# Exercise details
Set each record down exactly, excluding all images.

# Data provided

= = =

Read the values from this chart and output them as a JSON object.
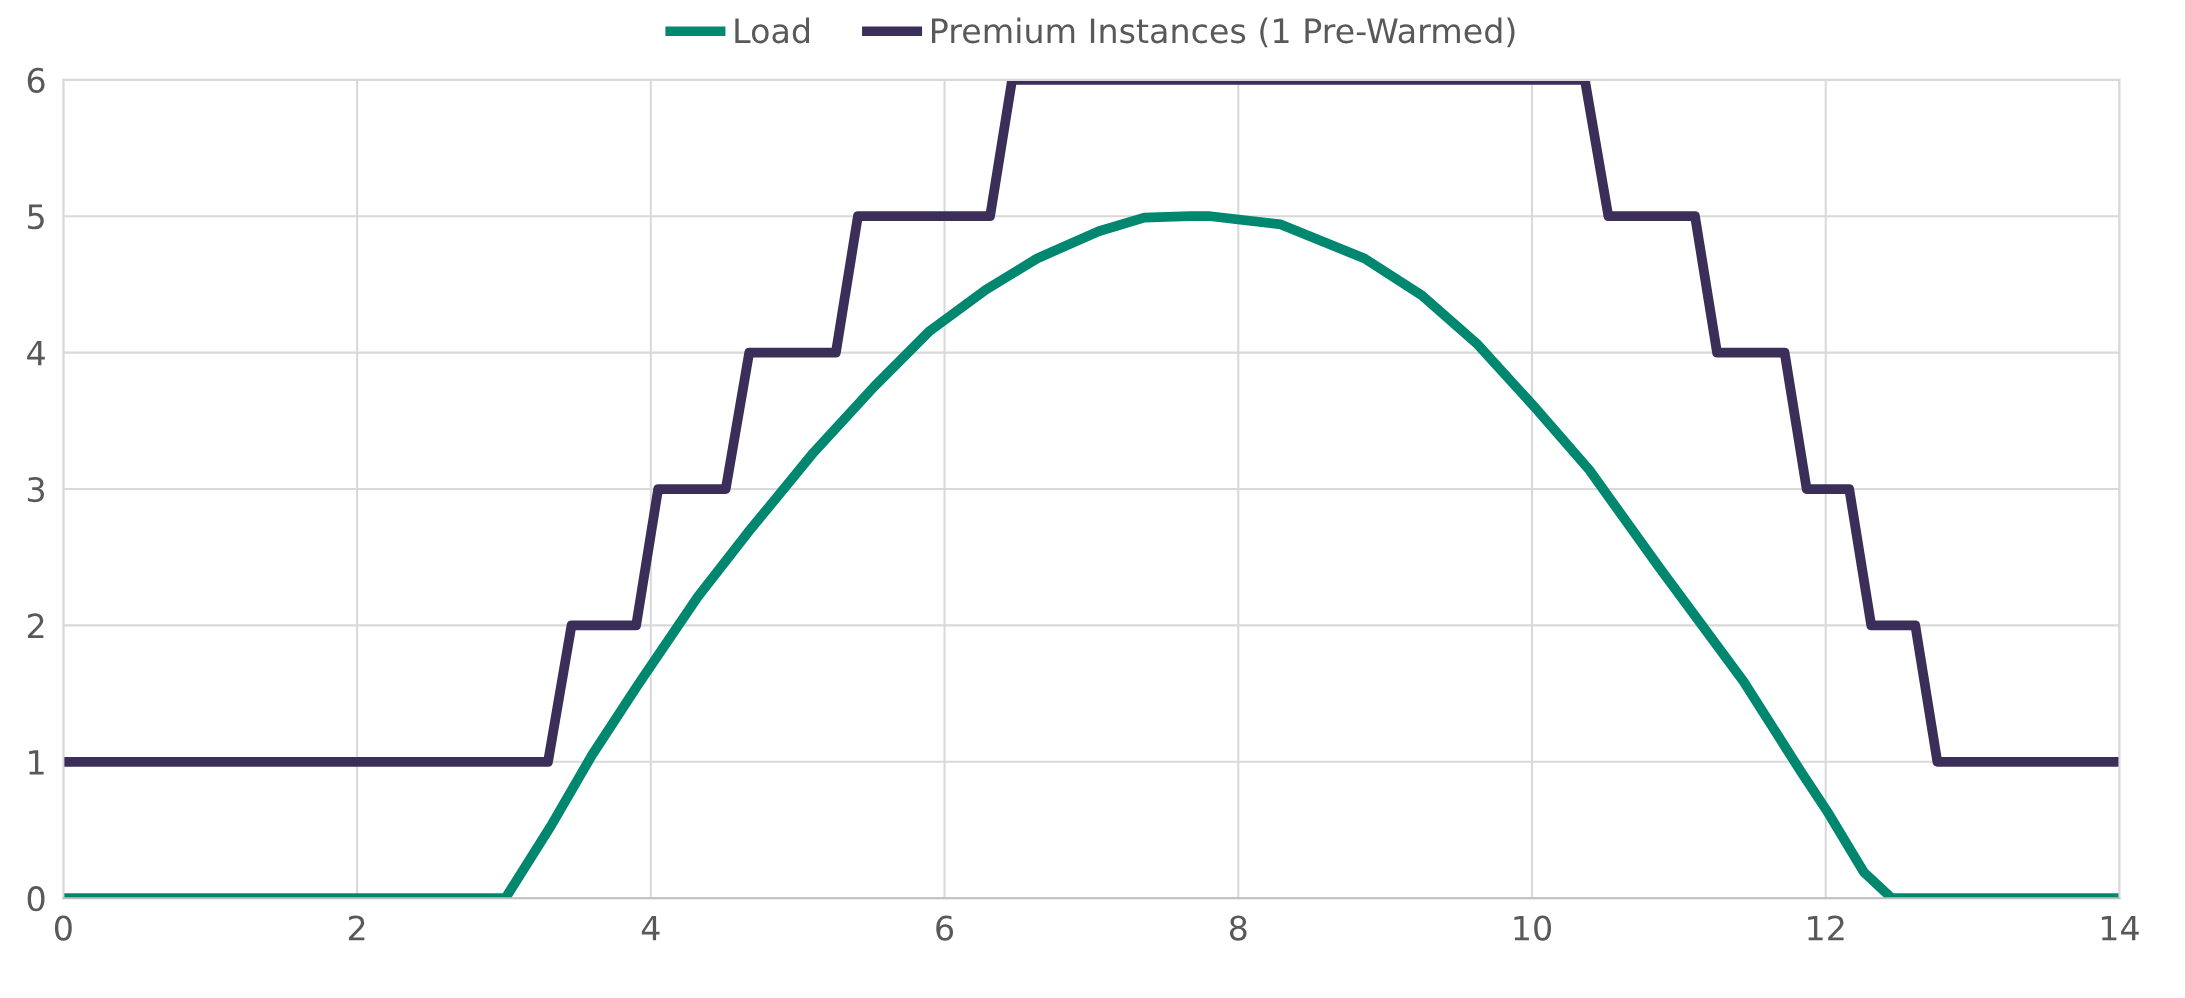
{
  "chart_data": {
    "type": "line",
    "xlim": [
      0,
      14
    ],
    "ylim": [
      0,
      6
    ],
    "xticks": [
      0,
      2,
      4,
      6,
      8,
      10,
      12,
      14
    ],
    "yticks": [
      0,
      1,
      2,
      3,
      4,
      5,
      6
    ],
    "grid": true,
    "legend": "top",
    "marker": "none",
    "line_style": "solid",
    "series": [
      {
        "name": "Load",
        "color": "#00876f",
        "x": [
          0,
          3.01,
          3.32,
          3.6,
          3.91,
          4.32,
          4.66,
          5.11,
          5.52,
          5.9,
          6.28,
          6.63,
          7.05,
          7.36,
          7.67,
          7.81,
          8.29,
          8.86,
          9.25,
          9.63,
          10.01,
          10.39,
          10.87,
          11.44,
          11.83,
          12.02,
          12.26,
          12.45,
          14
        ],
        "values": [
          0,
          0,
          0.53,
          1.05,
          1.56,
          2.21,
          2.68,
          3.27,
          3.75,
          4.16,
          4.46,
          4.69,
          4.89,
          4.99,
          5.0,
          5.0,
          4.94,
          4.69,
          4.42,
          4.06,
          3.61,
          3.14,
          2.42,
          1.59,
          0.93,
          0.62,
          0.19,
          0,
          0
        ]
      },
      {
        "name": "Premium Instances (1 Pre-Warmed)",
        "color": "#3b2e58",
        "x": [
          0,
          3.3,
          3.46,
          3.9,
          4.05,
          4.51,
          4.67,
          5.26,
          5.41,
          6.31,
          6.46,
          10.36,
          10.52,
          11.11,
          11.26,
          11.72,
          11.87,
          12.16,
          12.31,
          12.61,
          12.76,
          14
        ],
        "values": [
          1,
          1,
          2,
          2,
          3,
          3,
          4,
          4,
          5,
          5,
          6,
          6,
          5,
          5,
          4,
          4,
          3,
          3,
          2,
          2,
          1,
          1
        ]
      }
    ]
  }
}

= = =

# Finished task
Read the values from this chart and output them as a JSON object.
{
  "chart_data": {
    "type": "line",
    "xlim": [
      0,
      14
    ],
    "ylim": [
      0,
      6
    ],
    "xticks": [
      0,
      2,
      4,
      6,
      8,
      10,
      12,
      14
    ],
    "yticks": [
      0,
      1,
      2,
      3,
      4,
      5,
      6
    ],
    "grid": true,
    "legend": "top",
    "marker": "none",
    "line_style": "solid",
    "series": [
      {
        "name": "Load",
        "color": "#00876f",
        "x": [
          0,
          3.01,
          3.32,
          3.6,
          3.91,
          4.32,
          4.66,
          5.11,
          5.52,
          5.9,
          6.28,
          6.63,
          7.05,
          7.36,
          7.67,
          7.81,
          8.29,
          8.86,
          9.25,
          9.63,
          10.01,
          10.39,
          10.87,
          11.44,
          11.83,
          12.02,
          12.26,
          12.45,
          14
        ],
        "values": [
          0,
          0,
          0.53,
          1.05,
          1.56,
          2.21,
          2.68,
          3.27,
          3.75,
          4.16,
          4.46,
          4.69,
          4.89,
          4.99,
          5.0,
          5.0,
          4.94,
          4.69,
          4.42,
          4.06,
          3.61,
          3.14,
          2.42,
          1.59,
          0.93,
          0.62,
          0.19,
          0,
          0
        ]
      },
      {
        "name": "Premium Instances (1 Pre-Warmed)",
        "color": "#3b2e58",
        "x": [
          0,
          3.3,
          3.46,
          3.9,
          4.05,
          4.51,
          4.67,
          5.26,
          5.41,
          6.31,
          6.46,
          10.36,
          10.52,
          11.11,
          11.26,
          11.72,
          11.87,
          12.16,
          12.31,
          12.61,
          12.76,
          14
        ],
        "values": [
          1,
          1,
          2,
          2,
          3,
          3,
          4,
          4,
          5,
          5,
          6,
          6,
          5,
          5,
          4,
          4,
          3,
          3,
          2,
          2,
          1,
          1
        ]
      }
    ]
  }
}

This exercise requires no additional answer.